■ **Task instructions**:
Give the data below again exactly as it stands. Omit the pictures.

■ **Given information**:

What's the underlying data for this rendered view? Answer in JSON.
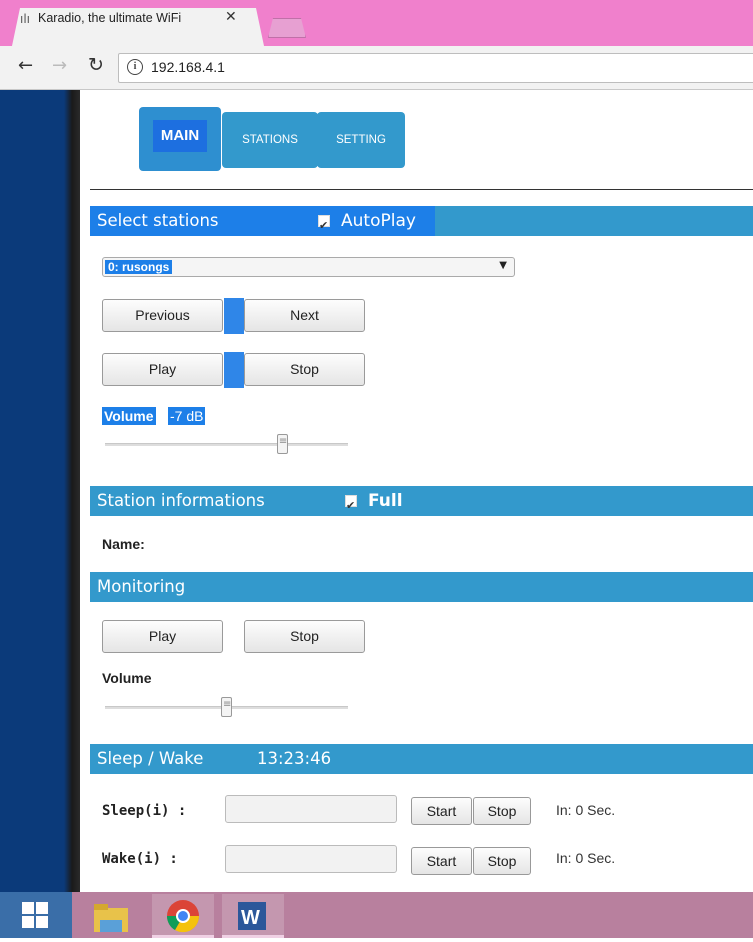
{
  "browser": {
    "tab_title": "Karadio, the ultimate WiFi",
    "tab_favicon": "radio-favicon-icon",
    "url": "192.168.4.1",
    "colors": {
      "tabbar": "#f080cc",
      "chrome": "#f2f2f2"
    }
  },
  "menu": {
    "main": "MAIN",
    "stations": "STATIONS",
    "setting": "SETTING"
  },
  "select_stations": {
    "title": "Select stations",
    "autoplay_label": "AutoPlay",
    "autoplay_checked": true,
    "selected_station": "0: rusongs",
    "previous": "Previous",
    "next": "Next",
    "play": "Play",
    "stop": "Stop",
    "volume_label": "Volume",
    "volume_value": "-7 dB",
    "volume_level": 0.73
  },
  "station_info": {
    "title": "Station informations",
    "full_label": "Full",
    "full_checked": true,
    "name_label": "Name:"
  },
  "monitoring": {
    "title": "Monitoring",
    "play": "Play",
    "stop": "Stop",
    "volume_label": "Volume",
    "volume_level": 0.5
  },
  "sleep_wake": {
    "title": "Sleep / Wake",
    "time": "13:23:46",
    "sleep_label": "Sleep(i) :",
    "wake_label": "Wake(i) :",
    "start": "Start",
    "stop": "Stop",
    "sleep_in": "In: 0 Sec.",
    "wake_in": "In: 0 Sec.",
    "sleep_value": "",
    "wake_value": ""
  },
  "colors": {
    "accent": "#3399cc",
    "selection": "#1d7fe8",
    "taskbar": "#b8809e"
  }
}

■ **Response to this exercise**:
What's the underlying data for this rendered view? Answer in JSON.
{
  "browser": {
    "tab_title": "Karadio, the ultimate WiFi",
    "tab_favicon": "radio-favicon-icon",
    "url": "192.168.4.1",
    "colors": {
      "tabbar": "#f080cc",
      "chrome": "#f2f2f2"
    }
  },
  "menu": {
    "main": "MAIN",
    "stations": "STATIONS",
    "setting": "SETTING"
  },
  "select_stations": {
    "title": "Select stations",
    "autoplay_label": "AutoPlay",
    "autoplay_checked": true,
    "selected_station": "0: rusongs",
    "previous": "Previous",
    "next": "Next",
    "play": "Play",
    "stop": "Stop",
    "volume_label": "Volume",
    "volume_value": "-7 dB",
    "volume_level": 0.73
  },
  "station_info": {
    "title": "Station informations",
    "full_label": "Full",
    "full_checked": true,
    "name_label": "Name:"
  },
  "monitoring": {
    "title": "Monitoring",
    "play": "Play",
    "stop": "Stop",
    "volume_label": "Volume",
    "volume_level": 0.5
  },
  "sleep_wake": {
    "title": "Sleep / Wake",
    "time": "13:23:46",
    "sleep_label": "Sleep(i) :",
    "wake_label": "Wake(i) :",
    "start": "Start",
    "stop": "Stop",
    "sleep_in": "In: 0 Sec.",
    "wake_in": "In: 0 Sec.",
    "sleep_value": "",
    "wake_value": ""
  },
  "colors": {
    "accent": "#3399cc",
    "selection": "#1d7fe8",
    "taskbar": "#b8809e"
  }
}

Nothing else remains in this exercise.